Specialists in these fields are designated "registrable" (in the United States, "board eligible") and warrant exclusive titles such as dentist anesthesiologist, orthodontist, oral and maxillofacial surgeon, endodontist, pediatric dentist, periodontist, or prosthodontist upon satisfying certain local (U.S., "Board Certified"), (Australia and New Zealand: Fellow of the Royal Australasian College of Dental Surgeons, designated by the post-nominal "FRACDS"), or (Canada: Fellow of the Royal College of Dentists, designated by the postnominal "FRCD(C)") registry requirements.

The American Board of Dental Sleep Medicine (ABDSM) provides board-certification examinations annually for qualified dentists. These dentists collaborate with sleep physicians at accredited sleep centers and can provide oral appliance therapy and upper airway surgery to treat sleep-related breathing disorders. While Diplomate status granted by the ABDSM is not one of the recognized dental specialties, it is recognized by the American Academy of Sleep Medicine (AASM). (See sleep dentistry in the section of sleep medicine about the US.)

A few other post-graduate formal advanced education programs: GPR, GDR, MTP residencies (advanced clinical and didactic training with intense hospital experience) and AEGD, SEGD, and GradDipClinDent programs (advanced training in clinical dentistry) are recognized but do not lead to specialization. There are CODA (Council on Dental Accreditation) programs in Orofacial Pain at more than ten Dental Schools in the USA.

| Excerpted records |

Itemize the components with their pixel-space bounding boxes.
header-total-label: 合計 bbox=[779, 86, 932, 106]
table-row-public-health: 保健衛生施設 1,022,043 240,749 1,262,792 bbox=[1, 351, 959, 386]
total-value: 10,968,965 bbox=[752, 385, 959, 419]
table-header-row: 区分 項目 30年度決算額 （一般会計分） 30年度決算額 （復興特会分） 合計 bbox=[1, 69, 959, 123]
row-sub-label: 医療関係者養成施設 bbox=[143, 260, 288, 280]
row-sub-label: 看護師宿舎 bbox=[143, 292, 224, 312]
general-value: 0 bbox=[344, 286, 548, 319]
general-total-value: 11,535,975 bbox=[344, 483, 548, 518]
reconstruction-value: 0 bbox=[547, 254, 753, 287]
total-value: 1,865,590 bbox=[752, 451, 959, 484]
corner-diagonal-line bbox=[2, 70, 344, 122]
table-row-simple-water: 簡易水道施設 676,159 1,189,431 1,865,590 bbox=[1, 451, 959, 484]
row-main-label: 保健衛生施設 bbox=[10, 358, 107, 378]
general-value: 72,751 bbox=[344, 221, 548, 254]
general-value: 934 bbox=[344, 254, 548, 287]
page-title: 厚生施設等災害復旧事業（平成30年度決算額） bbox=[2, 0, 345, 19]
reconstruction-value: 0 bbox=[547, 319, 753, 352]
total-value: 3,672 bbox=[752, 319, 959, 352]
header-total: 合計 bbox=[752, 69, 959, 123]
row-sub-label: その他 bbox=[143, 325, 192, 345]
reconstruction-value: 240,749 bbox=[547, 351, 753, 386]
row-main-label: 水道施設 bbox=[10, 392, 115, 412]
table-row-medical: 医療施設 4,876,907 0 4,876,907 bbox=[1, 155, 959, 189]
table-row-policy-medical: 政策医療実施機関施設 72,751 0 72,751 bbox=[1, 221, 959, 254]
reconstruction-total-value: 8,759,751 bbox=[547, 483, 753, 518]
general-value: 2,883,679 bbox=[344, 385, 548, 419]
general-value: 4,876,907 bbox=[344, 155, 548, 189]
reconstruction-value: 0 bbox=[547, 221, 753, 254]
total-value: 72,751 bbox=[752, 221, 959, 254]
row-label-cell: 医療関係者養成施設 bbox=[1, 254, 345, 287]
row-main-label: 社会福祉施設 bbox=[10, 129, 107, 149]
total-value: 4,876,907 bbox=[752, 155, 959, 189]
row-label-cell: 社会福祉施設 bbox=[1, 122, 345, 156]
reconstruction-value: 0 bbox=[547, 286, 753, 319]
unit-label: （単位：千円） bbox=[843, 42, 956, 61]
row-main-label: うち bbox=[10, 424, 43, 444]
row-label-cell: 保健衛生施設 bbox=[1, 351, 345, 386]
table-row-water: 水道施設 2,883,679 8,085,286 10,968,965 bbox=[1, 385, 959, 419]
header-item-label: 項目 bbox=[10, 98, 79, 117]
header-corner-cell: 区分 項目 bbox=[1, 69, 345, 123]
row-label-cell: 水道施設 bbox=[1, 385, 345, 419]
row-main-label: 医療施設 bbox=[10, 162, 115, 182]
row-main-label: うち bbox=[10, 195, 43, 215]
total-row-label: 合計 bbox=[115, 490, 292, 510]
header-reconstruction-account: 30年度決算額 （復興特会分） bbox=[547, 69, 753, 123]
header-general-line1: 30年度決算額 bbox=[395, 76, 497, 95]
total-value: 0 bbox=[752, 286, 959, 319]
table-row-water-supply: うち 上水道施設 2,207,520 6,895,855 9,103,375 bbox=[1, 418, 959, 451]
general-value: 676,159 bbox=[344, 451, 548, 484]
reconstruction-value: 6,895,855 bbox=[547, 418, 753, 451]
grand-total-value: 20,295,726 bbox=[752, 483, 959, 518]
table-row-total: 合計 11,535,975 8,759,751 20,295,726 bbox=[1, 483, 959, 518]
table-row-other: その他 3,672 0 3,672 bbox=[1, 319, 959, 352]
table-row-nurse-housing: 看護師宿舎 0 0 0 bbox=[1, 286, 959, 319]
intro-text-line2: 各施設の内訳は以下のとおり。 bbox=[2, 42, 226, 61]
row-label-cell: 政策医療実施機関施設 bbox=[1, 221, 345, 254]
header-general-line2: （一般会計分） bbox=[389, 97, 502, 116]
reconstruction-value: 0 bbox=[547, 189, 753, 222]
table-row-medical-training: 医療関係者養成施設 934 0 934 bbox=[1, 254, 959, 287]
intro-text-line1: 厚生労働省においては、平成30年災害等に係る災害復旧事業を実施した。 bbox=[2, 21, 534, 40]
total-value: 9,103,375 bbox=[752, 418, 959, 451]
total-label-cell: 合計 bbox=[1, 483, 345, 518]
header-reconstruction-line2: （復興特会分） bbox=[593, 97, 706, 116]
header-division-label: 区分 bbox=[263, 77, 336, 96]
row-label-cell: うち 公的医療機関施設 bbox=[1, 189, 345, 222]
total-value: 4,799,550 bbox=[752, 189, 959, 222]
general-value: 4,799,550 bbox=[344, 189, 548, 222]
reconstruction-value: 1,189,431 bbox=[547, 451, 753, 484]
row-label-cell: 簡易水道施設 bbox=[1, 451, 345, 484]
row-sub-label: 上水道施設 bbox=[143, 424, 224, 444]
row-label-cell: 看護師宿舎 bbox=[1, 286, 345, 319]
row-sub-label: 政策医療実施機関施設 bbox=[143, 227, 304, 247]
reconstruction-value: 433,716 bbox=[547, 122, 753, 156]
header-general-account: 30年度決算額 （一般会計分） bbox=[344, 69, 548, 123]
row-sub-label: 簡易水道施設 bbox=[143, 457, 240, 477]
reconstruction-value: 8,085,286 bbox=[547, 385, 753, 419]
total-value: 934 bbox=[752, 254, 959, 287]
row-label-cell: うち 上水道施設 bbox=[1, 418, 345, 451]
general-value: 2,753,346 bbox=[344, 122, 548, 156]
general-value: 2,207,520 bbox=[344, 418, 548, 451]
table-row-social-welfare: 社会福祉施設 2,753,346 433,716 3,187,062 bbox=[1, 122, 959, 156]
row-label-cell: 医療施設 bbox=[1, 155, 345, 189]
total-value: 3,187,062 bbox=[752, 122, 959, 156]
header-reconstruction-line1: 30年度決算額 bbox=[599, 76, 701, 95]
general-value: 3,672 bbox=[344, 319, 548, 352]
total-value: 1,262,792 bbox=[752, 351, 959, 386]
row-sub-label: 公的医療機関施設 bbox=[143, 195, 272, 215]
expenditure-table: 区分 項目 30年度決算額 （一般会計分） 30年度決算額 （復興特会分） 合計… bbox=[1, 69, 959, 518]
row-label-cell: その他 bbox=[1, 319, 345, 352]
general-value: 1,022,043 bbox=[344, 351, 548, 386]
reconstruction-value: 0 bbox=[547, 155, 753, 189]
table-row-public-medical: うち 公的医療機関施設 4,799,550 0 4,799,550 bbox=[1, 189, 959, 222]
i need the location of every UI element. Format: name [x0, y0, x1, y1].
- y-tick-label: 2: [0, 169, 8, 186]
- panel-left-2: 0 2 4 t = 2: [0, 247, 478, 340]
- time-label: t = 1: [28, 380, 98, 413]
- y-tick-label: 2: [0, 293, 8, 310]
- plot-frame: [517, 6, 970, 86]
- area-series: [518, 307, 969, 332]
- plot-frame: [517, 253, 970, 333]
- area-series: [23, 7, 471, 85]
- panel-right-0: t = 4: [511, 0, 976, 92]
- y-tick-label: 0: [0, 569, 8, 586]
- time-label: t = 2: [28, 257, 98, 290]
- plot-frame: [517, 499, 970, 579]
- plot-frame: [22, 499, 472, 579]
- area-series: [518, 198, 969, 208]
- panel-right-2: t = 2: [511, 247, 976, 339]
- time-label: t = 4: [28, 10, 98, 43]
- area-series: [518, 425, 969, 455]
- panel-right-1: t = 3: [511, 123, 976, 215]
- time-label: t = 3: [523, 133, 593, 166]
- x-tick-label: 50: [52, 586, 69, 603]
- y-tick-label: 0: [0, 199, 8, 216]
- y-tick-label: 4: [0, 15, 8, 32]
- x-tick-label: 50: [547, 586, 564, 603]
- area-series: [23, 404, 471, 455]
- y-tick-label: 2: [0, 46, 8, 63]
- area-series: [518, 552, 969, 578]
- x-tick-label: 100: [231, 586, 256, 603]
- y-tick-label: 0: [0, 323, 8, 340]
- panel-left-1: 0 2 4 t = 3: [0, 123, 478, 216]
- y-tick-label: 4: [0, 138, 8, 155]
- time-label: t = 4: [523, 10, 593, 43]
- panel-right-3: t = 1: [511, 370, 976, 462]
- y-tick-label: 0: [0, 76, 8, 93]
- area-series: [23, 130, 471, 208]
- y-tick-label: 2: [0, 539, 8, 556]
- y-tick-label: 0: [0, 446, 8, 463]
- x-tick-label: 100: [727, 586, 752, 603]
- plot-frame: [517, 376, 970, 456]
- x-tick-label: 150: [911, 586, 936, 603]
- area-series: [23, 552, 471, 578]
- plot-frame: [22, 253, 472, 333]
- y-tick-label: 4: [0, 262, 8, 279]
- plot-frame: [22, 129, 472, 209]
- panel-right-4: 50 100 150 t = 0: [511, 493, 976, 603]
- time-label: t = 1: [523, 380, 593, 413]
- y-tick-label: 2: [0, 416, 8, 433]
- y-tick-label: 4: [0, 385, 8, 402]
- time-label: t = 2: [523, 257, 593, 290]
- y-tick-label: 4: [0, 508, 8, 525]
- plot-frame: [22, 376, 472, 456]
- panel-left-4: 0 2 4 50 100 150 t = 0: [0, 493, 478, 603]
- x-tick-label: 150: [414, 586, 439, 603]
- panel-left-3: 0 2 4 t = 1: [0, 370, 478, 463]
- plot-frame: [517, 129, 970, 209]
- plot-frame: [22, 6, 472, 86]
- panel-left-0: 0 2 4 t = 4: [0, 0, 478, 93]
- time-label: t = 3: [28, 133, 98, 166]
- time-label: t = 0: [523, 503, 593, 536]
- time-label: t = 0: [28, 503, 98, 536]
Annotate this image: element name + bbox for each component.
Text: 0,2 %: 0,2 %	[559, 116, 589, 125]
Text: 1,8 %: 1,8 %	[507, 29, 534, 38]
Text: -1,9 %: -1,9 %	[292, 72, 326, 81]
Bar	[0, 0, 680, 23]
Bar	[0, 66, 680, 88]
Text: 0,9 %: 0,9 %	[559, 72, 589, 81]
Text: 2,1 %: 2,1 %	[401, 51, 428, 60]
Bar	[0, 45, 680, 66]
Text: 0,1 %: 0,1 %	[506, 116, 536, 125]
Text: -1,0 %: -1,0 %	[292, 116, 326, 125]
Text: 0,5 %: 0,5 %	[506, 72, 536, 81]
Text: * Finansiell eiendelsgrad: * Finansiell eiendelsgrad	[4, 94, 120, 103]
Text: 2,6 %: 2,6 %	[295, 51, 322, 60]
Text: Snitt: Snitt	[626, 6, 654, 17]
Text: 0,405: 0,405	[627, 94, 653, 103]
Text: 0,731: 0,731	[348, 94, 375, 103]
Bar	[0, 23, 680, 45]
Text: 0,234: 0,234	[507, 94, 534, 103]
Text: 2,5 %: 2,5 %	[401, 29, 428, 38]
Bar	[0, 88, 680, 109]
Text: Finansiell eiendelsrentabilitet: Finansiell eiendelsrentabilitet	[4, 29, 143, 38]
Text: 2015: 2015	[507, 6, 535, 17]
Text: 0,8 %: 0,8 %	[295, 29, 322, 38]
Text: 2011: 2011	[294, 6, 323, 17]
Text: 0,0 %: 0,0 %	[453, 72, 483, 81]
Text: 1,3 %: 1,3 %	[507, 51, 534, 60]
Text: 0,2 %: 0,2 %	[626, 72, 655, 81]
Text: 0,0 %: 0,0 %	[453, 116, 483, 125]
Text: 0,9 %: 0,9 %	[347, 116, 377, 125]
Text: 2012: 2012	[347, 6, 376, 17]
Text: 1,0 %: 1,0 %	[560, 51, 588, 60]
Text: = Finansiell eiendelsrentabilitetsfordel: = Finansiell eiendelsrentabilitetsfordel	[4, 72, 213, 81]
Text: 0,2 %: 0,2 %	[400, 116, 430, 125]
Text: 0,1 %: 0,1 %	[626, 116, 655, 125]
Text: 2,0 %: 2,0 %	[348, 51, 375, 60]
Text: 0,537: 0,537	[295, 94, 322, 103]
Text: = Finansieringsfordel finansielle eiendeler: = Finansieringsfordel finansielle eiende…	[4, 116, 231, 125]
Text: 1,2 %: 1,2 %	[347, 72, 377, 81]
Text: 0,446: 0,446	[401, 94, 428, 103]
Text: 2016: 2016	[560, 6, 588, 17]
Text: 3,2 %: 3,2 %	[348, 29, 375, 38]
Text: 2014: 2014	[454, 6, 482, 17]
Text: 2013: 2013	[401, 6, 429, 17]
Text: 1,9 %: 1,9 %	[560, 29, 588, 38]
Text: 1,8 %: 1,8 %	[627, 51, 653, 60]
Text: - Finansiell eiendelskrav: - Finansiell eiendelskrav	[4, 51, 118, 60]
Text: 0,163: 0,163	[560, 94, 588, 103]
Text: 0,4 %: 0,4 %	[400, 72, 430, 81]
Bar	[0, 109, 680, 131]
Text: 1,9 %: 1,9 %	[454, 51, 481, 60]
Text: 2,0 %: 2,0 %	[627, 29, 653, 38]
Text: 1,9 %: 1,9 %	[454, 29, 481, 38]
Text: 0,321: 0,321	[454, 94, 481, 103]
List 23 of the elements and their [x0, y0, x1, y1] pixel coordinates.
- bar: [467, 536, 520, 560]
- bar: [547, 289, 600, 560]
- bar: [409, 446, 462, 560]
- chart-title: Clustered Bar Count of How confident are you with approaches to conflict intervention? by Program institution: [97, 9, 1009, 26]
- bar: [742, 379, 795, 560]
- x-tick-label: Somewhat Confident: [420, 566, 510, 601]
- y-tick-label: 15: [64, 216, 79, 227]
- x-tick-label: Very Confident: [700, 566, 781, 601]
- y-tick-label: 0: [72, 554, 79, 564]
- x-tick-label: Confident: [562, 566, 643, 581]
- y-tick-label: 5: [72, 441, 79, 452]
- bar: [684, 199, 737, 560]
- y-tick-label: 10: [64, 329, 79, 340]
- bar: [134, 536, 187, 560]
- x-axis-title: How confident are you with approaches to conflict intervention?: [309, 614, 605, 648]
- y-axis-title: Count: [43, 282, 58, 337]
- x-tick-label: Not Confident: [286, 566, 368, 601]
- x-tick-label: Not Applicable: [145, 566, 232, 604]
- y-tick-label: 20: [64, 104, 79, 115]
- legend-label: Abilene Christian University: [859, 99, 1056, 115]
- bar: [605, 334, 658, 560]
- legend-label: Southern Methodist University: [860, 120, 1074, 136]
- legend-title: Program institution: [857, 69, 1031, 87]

| Exercises to complete |
• 1. Answer these questions from the dental specialties passage:
(a) What post-nominal designates a Fellow of the Royal College of Dentists in Canada?
(b) Which organization recognizes the Diplomate status granted by the ABDSM?
(c) At how many dental schools in the USA are there CODA programs in Orofacial Pain?
• 2. Transcribe the dental specialties passage word for word, starting at "A few other" and ending at "in the USA.".

| Results by task |
• 1.
(a) FRCD(C)
(b) The American Academy of Sleep Medicine (AASM)
(c) More than ten

• 2.
A few other post-graduate formal advanced education programs: GPR, GDR, MTP residencies (advanced clinical and didactic training with intense hospital experience) and AEGD, SEGD, and GradDipClinDent programs (advanced training in clinical dentistry) are recognized but do not lead to specialization. There are CODA (Council on Dental Accreditation) programs in Orofacial Pain at more than ten Dental Schools in the USA.